PROBLEM DESCRIPTION >>
Please change "paper-title" to "thesis-title" throughout the data below, reproducing everything else unchanged. Omit the pictures from your answer.

(Records excerpted from a collection)
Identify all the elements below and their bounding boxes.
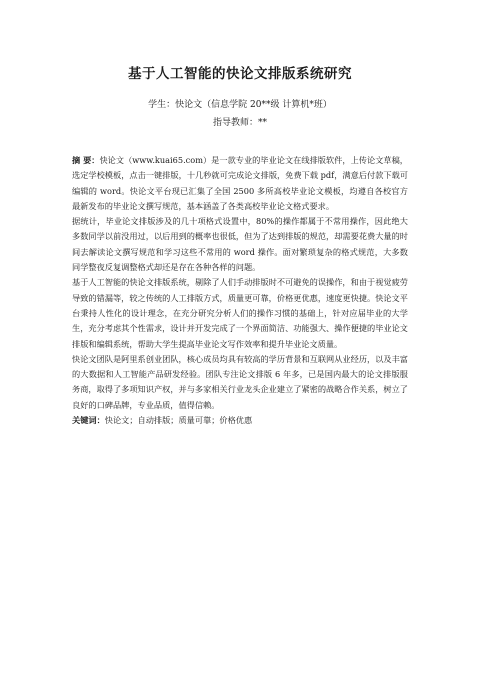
advisor-line: 指导教师：**: [212, 118, 267, 128]
author-line: 学生：快论文（信息学院 20**级 计算机*班）: [148, 100, 332, 110]
keywords-line: [72, 413, 408, 428]
abstract-paragraph: 基于人工智能的快论文排版系统，剔除了人们手动排版时不可避免的误操作，和由于视觉疲劳导致的错漏等，较之传统的人工排版方式，质量更可靠，价格更优惠，速度更快捷。快论文平台秉持人性化的设计理念，在充分研究分析人们的操作习惯的基础上，针对应届毕业的大学生，充分考虑其个性需求，设计并开发完成了一个界面简洁、功能强大、操作便捷的毕业论文排版和编辑系统，帮助大学生提高毕业论文写作效率和提升毕业论文质量。: [72, 277, 408, 349]
abstract-section: [72, 153, 408, 428]
abstract-paragraph-text: 快论文（www.kuai65.com）是一款专业的毕业论文在线排版软件，上传论文草稿，选定学校模板，点击一键排版，十几秒就可完成论文排版，免费下载 pdf，满意后付款下载可编辑的 word。快论文平台现已汇集了全国 2500 多所高校毕业论文模板，均遵自各校官方最新发布的毕业论文撰写规范，基本涵盖了各类高校毕业论文格式要求。: [72, 155, 408, 211]
abstract-paragraph: 据统计，毕业论文排版涉及的几十项格式设置中，80%的操作都属于不常用操作，因此绝大多数同学以前没用过，以后用到的概率也很低，但为了达到排版的规范，却需要花费大量的时间去解读论文撰写规范和学习这些不常用的 word 操作。面对繁琐复杂的格式规范，大多数同学整夜反复调整格式却还是存在各种各样的问题。: [72, 216, 408, 273]
abstract-paragraph: 快论文团队是阿里系创业团队，核心成员均具有较高的学历背景和互联网从业经历，以及丰富的大数据和人工智能产品研发经验。团队专注论文排版 6 年多，已是国内最大的论文排版服务商，取得了多项知识产权，并与多家相关行业龙头企业建立了紧密的战略合作关系，树立了良好的口碑品牌，专业品质，值得信赖。: [72, 353, 408, 410]
abstract-label: 摘 要：: [72, 155, 100, 165]
abstract-paragraph: [72, 153, 408, 214]
keywords-label: 关键词：: [72, 415, 105, 426]
keywords-text: 快论文；自动排版；质量可靠；价格优惠: [104, 415, 253, 426]
paper-title: 基于人工智能的快论文排版系统研究: [128, 66, 352, 82]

ANSWER TO THE PROBLEM >>
Identify all the elements below and their bounding boxes.
advisor-line: 指导教师：**: [212, 118, 267, 128]
author-line: 学生：快论文（信息学院 20**级 计算机*班）: [148, 100, 332, 110]
keywords-line: [72, 413, 408, 428]
abstract-paragraph: 基于人工智能的快论文排版系统，剔除了人们手动排版时不可避免的误操作，和由于视觉疲劳导致的错漏等，较之传统的人工排版方式，质量更可靠，价格更优惠，速度更快捷。快论文平台秉持人性化的设计理念，在充分研究分析人们的操作习惯的基础上，针对应届毕业的大学生，充分考虑其个性需求，设计并开发完成了一个界面简洁、功能强大、操作便捷的毕业论文排版和编辑系统，帮助大学生提高毕业论文写作效率和提升毕业论文质量。: [72, 277, 408, 349]
abstract-section: [72, 153, 408, 428]
abstract-paragraph-text: 快论文（www.kuai65.com）是一款专业的毕业论文在线排版软件，上传论文草稿，选定学校模板，点击一键排版，十几秒就可完成论文排版，免费下载 pdf，满意后付款下载可编辑的 word。快论文平台现已汇集了全国 2500 多所高校毕业论文模板，均遵自各校官方最新发布的毕业论文撰写规范，基本涵盖了各类高校毕业论文格式要求。: [72, 155, 408, 211]
abstract-paragraph: 据统计，毕业论文排版涉及的几十项格式设置中，80%的操作都属于不常用操作，因此绝大多数同学以前没用过，以后用到的概率也很低，但为了达到排版的规范，却需要花费大量的时间去解读论文撰写规范和学习这些不常用的 word 操作。面对繁琐复杂的格式规范，大多数同学整夜反复调整格式却还是存在各种各样的问题。: [72, 216, 408, 273]
abstract-paragraph: 快论文团队是阿里系创业团队，核心成员均具有较高的学历背景和互联网从业经历，以及丰富的大数据和人工智能产品研发经验。团队专注论文排版 6 年多，已是国内最大的论文排版服务商，取得了多项知识产权，并与多家相关行业龙头企业建立了紧密的战略合作关系，树立了良好的口碑品牌，专业品质，值得信赖。: [72, 353, 408, 410]
abstract-label: 摘 要：: [72, 155, 100, 165]
abstract-paragraph: [72, 153, 408, 214]
keywords-label: 关键词：: [72, 415, 105, 426]
keywords-text: 快论文；自动排版；质量可靠；价格优惠: [104, 415, 253, 426]
thesis-title: 基于人工智能的快论文排版系统研究: [128, 66, 352, 82]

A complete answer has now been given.